Your objective
From the engine build notes, list each distinct dash size given for a hose, nut or fitting.

Document text
=== Begin Enclosure ===
And with that, I called it a night.  Tomorrow I should receive my other 120º -6 hose end fittings and plan on making up the mechanical fuel pump to FI servo fuel feed hose.  I’ve also started the process to figure out and order my throttle and mixture cables prior to removing the engine —to finalize the forward/accessory case configuration and component installs.

I’ll start off by noting that this post covers both today and yesterday.

I’ll start off my next informational tidbit with a reminder: my first angled Sniffle Valve setup —to clear the SCEET tube— used a 45º street elbow (which I stole to use on the MAP manifold), with the Sniffle Valve itself cocked at a 45º angle, then a modified brass barbed fitting secured to the Sniffle by a -4 AN nut.

I had the notion, and still do, to clean up my Sniffle Valve setup by using a -4 AN tube nut mounted directly onto the Sniffle Valve with (I hoped) a 45º angled barb to allow attaching the drain tube. But alas, the entire unit is too long and ends up just kissing the SCEET tubing that it is meant to avoid.

Not to be deterred however, in working with Summit Racing for them to send me the correct -3 AN hose for the MAP system, I added a 90º barbed fitting to the order in lieu of this 45º fitting… that I’ll then attach to/underneath the Sniffle Valve to clean things up.  I think the 90º fitting should both fit and provide a cleaner install look for the Sniffle.

I also mocked up and then cut the pre-populated (IIRC) GRT EIS-4000 wiring harness “B”, which has all the EGT and CHT wire pairs.  Each freshly cut side of these wires will terminate into the P10 connector, so I crimped sockets onto the EIS side wire ends and pins onto the motor side wire ends.  I also printed off and heat shrink labeled all the wire pairs.

I then took the CHT/EGT wire bundle out to the shop and terminated them into the aft/engine side of the P10 connector.
=== End Enclosure ===
Dataset entries
=== Begin Enclosure ===
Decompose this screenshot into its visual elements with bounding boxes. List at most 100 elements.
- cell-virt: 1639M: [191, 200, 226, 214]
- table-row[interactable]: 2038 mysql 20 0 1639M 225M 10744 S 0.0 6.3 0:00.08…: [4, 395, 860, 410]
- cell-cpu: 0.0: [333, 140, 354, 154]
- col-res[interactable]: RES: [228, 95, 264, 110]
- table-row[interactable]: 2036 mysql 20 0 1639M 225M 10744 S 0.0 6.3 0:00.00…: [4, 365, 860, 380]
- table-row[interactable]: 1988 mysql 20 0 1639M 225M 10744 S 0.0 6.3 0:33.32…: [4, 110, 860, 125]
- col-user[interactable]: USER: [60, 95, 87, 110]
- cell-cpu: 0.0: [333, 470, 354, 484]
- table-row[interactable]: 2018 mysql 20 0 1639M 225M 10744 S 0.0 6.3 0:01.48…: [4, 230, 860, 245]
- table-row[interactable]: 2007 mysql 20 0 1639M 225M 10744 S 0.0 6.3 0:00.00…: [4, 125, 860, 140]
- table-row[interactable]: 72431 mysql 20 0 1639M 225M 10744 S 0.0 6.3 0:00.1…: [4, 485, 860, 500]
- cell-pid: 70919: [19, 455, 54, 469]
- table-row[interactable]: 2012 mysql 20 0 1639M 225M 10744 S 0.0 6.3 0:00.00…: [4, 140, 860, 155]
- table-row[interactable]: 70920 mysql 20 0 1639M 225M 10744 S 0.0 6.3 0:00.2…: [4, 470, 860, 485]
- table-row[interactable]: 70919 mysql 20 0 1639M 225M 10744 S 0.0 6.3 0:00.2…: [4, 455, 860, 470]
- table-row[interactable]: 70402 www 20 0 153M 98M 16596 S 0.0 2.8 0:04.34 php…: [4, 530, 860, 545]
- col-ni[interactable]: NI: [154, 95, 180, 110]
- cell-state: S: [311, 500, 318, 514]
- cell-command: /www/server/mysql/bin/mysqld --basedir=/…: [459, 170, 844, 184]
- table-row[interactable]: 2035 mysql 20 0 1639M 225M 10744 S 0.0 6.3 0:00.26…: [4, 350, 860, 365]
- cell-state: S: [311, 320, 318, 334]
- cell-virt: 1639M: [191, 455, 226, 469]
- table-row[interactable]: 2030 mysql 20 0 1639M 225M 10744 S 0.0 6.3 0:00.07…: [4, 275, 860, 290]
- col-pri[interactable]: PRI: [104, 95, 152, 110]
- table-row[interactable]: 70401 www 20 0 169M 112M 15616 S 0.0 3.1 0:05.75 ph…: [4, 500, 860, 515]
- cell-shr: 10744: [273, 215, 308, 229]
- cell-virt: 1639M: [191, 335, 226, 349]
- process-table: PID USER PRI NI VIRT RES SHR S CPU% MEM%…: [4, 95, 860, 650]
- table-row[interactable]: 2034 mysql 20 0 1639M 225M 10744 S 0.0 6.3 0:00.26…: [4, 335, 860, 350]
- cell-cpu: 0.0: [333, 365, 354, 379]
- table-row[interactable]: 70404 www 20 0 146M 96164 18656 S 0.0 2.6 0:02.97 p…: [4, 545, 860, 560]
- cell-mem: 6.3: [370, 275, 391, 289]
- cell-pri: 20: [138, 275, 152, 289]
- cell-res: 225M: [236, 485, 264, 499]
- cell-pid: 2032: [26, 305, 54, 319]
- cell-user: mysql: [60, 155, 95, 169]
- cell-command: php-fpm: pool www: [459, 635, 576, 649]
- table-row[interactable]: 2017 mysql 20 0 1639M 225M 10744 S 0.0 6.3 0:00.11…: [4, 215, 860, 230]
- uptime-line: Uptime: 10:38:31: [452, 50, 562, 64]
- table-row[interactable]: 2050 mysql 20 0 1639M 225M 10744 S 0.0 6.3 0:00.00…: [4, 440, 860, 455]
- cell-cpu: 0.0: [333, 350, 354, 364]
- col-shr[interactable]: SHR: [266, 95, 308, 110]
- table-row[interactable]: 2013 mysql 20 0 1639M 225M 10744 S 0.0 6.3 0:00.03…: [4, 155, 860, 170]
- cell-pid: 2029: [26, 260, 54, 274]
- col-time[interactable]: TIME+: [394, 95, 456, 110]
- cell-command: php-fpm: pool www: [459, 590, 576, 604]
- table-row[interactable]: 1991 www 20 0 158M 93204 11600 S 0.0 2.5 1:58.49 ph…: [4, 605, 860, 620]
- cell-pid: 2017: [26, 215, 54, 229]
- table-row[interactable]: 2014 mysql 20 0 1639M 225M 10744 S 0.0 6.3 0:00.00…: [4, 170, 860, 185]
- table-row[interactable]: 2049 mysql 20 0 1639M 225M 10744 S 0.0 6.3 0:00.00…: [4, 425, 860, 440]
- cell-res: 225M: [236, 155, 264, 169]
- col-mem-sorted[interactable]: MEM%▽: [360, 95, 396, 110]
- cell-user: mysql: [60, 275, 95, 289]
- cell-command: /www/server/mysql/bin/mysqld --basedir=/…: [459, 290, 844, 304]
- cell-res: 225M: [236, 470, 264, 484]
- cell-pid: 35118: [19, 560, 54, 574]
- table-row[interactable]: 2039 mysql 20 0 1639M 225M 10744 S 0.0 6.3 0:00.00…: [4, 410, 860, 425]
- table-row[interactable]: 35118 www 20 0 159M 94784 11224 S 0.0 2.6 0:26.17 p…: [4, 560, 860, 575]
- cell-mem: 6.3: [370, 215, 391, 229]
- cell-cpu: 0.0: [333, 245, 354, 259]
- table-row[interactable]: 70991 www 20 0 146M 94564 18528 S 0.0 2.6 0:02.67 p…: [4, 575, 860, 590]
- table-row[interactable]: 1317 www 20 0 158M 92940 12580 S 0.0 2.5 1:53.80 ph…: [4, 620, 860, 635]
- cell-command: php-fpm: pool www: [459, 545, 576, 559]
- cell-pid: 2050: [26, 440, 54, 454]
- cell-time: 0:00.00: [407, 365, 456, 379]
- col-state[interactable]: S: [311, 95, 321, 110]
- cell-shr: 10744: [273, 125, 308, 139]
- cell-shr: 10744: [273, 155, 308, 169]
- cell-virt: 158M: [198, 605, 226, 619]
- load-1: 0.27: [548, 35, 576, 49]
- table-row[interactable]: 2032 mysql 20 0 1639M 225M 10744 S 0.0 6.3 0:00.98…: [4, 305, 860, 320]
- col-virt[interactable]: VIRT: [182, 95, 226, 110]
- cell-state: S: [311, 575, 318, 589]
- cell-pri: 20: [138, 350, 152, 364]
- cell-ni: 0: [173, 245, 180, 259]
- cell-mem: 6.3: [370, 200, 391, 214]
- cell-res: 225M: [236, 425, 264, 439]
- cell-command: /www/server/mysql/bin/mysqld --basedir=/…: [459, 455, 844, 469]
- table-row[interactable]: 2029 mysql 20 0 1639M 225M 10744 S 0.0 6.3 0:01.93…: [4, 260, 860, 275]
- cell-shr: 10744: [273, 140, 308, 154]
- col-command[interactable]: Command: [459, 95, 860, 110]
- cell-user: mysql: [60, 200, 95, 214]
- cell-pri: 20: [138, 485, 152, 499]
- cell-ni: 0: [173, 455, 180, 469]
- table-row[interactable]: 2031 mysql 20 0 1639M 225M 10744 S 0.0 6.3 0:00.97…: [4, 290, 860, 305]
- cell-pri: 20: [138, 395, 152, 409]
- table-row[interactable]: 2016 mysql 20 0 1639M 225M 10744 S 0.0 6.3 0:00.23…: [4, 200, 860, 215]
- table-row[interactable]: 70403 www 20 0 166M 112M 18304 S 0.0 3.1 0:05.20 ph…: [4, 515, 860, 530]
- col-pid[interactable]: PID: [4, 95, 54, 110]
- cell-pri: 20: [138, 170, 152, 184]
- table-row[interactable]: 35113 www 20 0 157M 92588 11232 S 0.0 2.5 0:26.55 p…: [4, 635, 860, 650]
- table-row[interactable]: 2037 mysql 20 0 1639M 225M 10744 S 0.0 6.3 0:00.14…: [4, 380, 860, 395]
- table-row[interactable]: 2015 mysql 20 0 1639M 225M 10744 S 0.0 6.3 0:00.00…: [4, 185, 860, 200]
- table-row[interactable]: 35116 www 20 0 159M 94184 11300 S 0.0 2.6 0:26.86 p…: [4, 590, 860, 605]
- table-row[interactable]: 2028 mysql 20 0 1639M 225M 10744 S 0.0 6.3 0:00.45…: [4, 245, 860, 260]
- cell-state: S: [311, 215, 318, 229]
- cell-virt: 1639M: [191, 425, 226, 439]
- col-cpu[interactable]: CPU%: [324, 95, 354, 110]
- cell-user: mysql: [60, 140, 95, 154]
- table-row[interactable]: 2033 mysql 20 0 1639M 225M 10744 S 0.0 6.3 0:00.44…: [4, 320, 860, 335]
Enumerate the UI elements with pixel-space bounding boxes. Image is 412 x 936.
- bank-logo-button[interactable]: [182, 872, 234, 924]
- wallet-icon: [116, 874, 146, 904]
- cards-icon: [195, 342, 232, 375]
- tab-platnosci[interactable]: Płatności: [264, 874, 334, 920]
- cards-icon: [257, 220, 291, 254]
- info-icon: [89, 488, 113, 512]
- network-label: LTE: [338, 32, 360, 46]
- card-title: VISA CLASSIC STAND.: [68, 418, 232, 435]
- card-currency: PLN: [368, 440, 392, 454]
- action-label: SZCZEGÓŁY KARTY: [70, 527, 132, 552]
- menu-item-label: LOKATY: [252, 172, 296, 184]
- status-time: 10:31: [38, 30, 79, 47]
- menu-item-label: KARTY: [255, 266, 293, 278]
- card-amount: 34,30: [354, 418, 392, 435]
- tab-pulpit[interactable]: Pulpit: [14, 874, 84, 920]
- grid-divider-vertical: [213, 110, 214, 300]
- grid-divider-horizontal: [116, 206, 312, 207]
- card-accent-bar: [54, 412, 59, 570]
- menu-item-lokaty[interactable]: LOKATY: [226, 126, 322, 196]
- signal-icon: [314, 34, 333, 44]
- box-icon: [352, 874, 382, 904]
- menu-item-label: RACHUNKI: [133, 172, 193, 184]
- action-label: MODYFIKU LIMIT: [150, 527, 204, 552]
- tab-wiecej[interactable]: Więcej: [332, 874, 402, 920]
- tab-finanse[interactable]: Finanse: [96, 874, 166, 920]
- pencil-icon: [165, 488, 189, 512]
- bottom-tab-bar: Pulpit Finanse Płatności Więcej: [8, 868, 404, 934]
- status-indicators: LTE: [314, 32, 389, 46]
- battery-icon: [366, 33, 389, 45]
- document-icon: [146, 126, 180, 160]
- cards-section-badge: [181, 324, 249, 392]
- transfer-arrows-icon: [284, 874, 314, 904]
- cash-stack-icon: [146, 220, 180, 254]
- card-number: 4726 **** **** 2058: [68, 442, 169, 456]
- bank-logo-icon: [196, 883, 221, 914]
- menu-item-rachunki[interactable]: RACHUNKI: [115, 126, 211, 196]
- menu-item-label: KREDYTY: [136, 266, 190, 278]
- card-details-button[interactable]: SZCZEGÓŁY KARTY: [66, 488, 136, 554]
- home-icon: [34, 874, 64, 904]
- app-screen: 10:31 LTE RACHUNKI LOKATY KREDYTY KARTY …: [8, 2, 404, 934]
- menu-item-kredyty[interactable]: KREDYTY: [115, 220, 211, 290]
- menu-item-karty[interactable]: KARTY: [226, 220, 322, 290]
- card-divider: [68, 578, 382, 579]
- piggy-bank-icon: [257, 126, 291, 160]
=== End Enclosure ===
Task result
-6
-4
-3